EXERCISE GOAL:
Return each line of the data below verbatim; pictures are to be left out.

MATERIAL PROVIDED:
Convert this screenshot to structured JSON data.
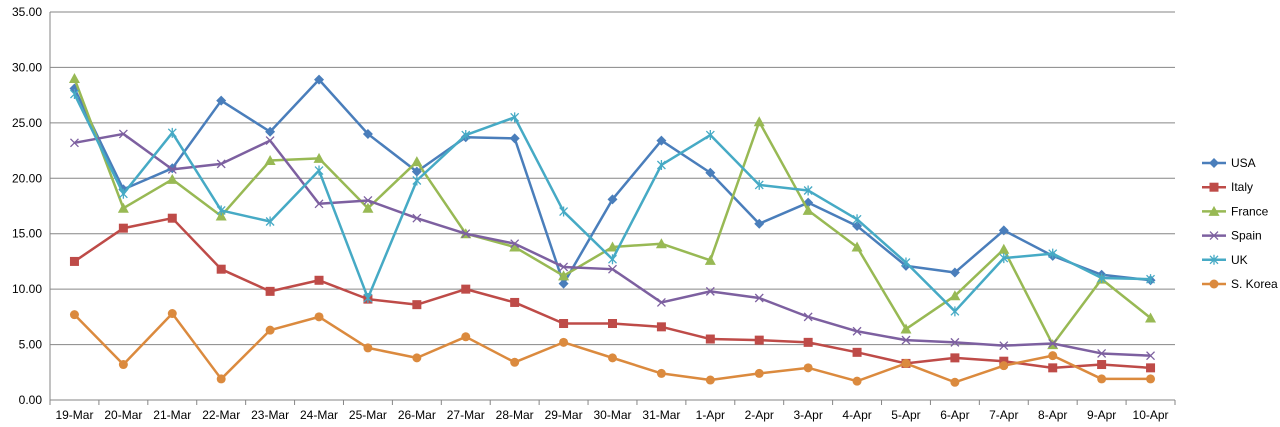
{
  "chart_data": {
    "type": "line",
    "title": "",
    "xlabel": "",
    "ylabel": "",
    "categories": [
      "19-Mar",
      "20-Mar",
      "21-Mar",
      "22-Mar",
      "23-Mar",
      "24-Mar",
      "25-Mar",
      "26-Mar",
      "27-Mar",
      "28-Mar",
      "29-Mar",
      "30-Mar",
      "31-Mar",
      "1-Apr",
      "2-Apr",
      "3-Apr",
      "4-Apr",
      "5-Apr",
      "6-Apr",
      "7-Apr",
      "8-Apr",
      "9-Apr",
      "10-Apr"
    ],
    "ylim": [
      0,
      35
    ],
    "yticks": [
      "0.00",
      "5.00",
      "10.00",
      "15.00",
      "20.00",
      "25.00",
      "30.00",
      "35.00"
    ],
    "grid": true,
    "legend_position": "right",
    "series": [
      {
        "name": "USA",
        "color": "#4A7EBB",
        "marker": "diamond",
        "values": [
          28.1,
          19.0,
          20.9,
          27.0,
          24.2,
          28.9,
          24.0,
          20.6,
          23.7,
          23.6,
          10.5,
          18.1,
          23.4,
          20.5,
          15.9,
          17.8,
          15.7,
          12.1,
          11.5,
          15.3,
          13.0,
          11.3,
          10.8
        ]
      },
      {
        "name": "Italy",
        "color": "#BE4B48",
        "marker": "square",
        "values": [
          12.5,
          15.5,
          16.4,
          11.8,
          9.8,
          10.8,
          9.1,
          8.6,
          10.0,
          8.8,
          6.9,
          6.9,
          6.6,
          5.5,
          5.4,
          5.2,
          4.3,
          3.3,
          3.8,
          3.5,
          2.9,
          3.2,
          2.9
        ]
      },
      {
        "name": "France",
        "color": "#98B954",
        "marker": "triangle",
        "values": [
          29.0,
          17.3,
          19.9,
          16.6,
          21.6,
          21.8,
          17.3,
          21.5,
          15.0,
          13.8,
          11.2,
          13.8,
          14.1,
          12.6,
          25.1,
          17.1,
          13.8,
          6.4,
          9.4,
          13.6,
          5.0,
          10.9,
          7.4
        ]
      },
      {
        "name": "Spain",
        "color": "#7D60A0",
        "marker": "x",
        "values": [
          23.2,
          24.0,
          20.8,
          21.3,
          23.4,
          17.7,
          18.0,
          16.4,
          15.0,
          14.1,
          12.0,
          11.8,
          8.8,
          9.8,
          9.2,
          7.5,
          6.2,
          5.4,
          5.2,
          4.9,
          5.1,
          4.2,
          4.0
        ]
      },
      {
        "name": "UK",
        "color": "#46AAC5",
        "marker": "asterisk",
        "values": [
          27.6,
          18.6,
          24.1,
          17.1,
          16.1,
          20.7,
          9.2,
          19.8,
          23.9,
          25.5,
          17.0,
          12.7,
          21.2,
          23.9,
          19.4,
          18.9,
          16.3,
          12.4,
          8.0,
          12.8,
          13.2,
          11.0,
          10.9
        ]
      },
      {
        "name": "S. Korea",
        "color": "#DB8A3E",
        "marker": "circle",
        "values": [
          7.7,
          3.2,
          7.8,
          1.9,
          6.3,
          7.5,
          4.7,
          3.8,
          5.7,
          3.4,
          5.2,
          3.8,
          2.4,
          1.8,
          2.4,
          2.9,
          1.7,
          3.3,
          1.6,
          3.1,
          4.0,
          1.9,
          1.9
        ]
      }
    ]
  }
}
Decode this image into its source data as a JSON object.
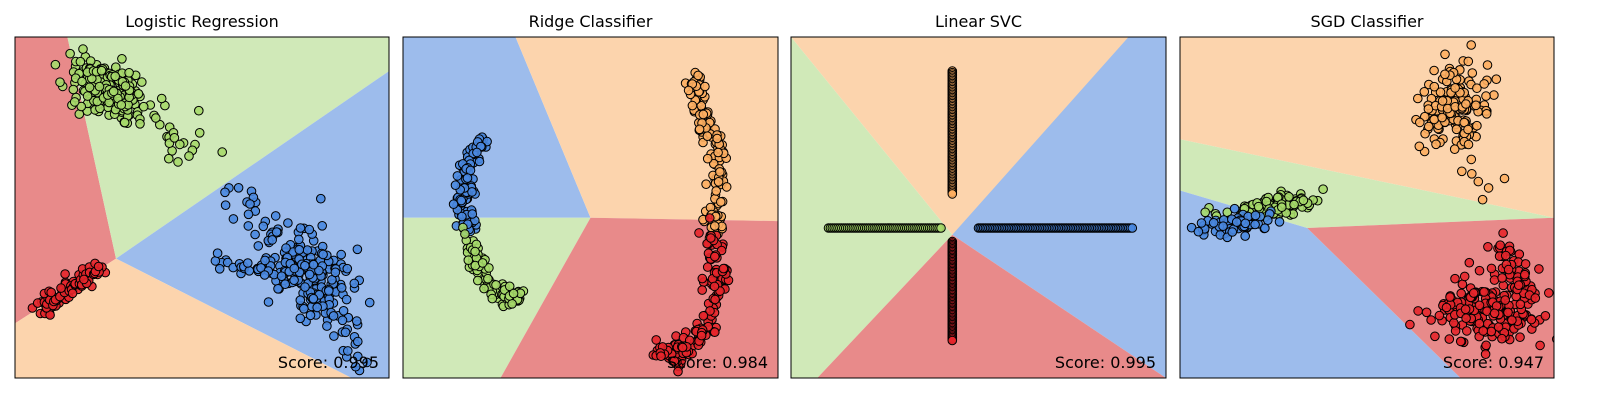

TASK ANSWER:
Convert this screenshot to structured JSON data.
{
  "chart_data": {
    "type": "line",
    "title": "",
    "xlabel": "",
    "ylabel": "",
    "categories": [
      "19-Mar",
      "20-Mar",
      "21-Mar",
      "22-Mar",
      "23-Mar",
      "24-Mar",
      "25-Mar",
      "26-Mar",
      "27-Mar",
      "28-Mar",
      "29-Mar",
      "30-Mar",
      "31-Mar",
      "1-Apr",
      "2-Apr",
      "3-Apr",
      "4-Apr",
      "5-Apr",
      "6-Apr",
      "7-Apr",
      "8-Apr",
      "9-Apr",
      "10-Apr"
    ],
    "ylim": [
      0,
      35
    ],
    "yticks": [
      "0.00",
      "5.00",
      "10.00",
      "15.00",
      "20.00",
      "25.00",
      "30.00",
      "35.00"
    ],
    "grid": true,
    "legend_position": "right",
    "series": [
      {
        "name": "USA",
        "color": "#4A7EBB",
        "marker": "diamond",
        "values": [
          28.1,
          19.0,
          20.9,
          27.0,
          24.2,
          28.9,
          24.0,
          20.6,
          23.7,
          23.6,
          10.5,
          18.1,
          23.4,
          20.5,
          15.9,
          17.8,
          15.7,
          12.1,
          11.5,
          15.3,
          13.0,
          11.3,
          10.8
        ]
      },
      {
        "name": "Italy",
        "color": "#BE4B48",
        "marker": "square",
        "values": [
          12.5,
          15.5,
          16.4,
          11.8,
          9.8,
          10.8,
          9.1,
          8.6,
          10.0,
          8.8,
          6.9,
          6.9,
          6.6,
          5.5,
          5.4,
          5.2,
          4.3,
          3.3,
          3.8,
          3.5,
          2.9,
          3.2,
          2.9
        ]
      },
      {
        "name": "France",
        "color": "#98B954",
        "marker": "triangle",
        "values": [
          29.0,
          17.3,
          19.9,
          16.6,
          21.6,
          21.8,
          17.3,
          21.5,
          15.0,
          13.8,
          11.2,
          13.8,
          14.1,
          12.6,
          25.1,
          17.1,
          13.8,
          6.4,
          9.4,
          13.6,
          5.0,
          10.9,
          7.4
        ]
      },
      {
        "name": "Spain",
        "color": "#7D60A0",
        "marker": "x",
        "values": [
          23.2,
          24.0,
          20.8,
          21.3,
          23.4,
          17.7,
          18.0,
          16.4,
          15.0,
          14.1,
          12.0,
          11.8,
          8.8,
          9.8,
          9.2,
          7.5,
          6.2,
          5.4,
          5.2,
          4.9,
          5.1,
          4.2,
          4.0
        ]
      },
      {
        "name": "UK",
        "color": "#46AAC5",
        "marker": "asterisk",
        "values": [
          27.6,
          18.6,
          24.1,
          17.1,
          16.1,
          20.7,
          9.2,
          19.8,
          23.9,
          25.5,
          17.0,
          12.7,
          21.2,
          23.9,
          19.4,
          18.9,
          16.3,
          12.4,
          8.0,
          12.8,
          13.2,
          11.0,
          10.9
        ]
      },
      {
        "name": "S. Korea",
        "color": "#DB8A3E",
        "marker": "circle",
        "values": [
          7.7,
          3.2,
          7.8,
          1.9,
          6.3,
          7.5,
          4.7,
          3.8,
          5.7,
          3.4,
          5.2,
          3.8,
          2.4,
          1.8,
          2.4,
          2.9,
          1.7,
          3.3,
          1.6,
          3.1,
          4.0,
          1.9,
          1.9
        ]
      }
    ]
  }
}
Decode this image into its source data as a JSON object.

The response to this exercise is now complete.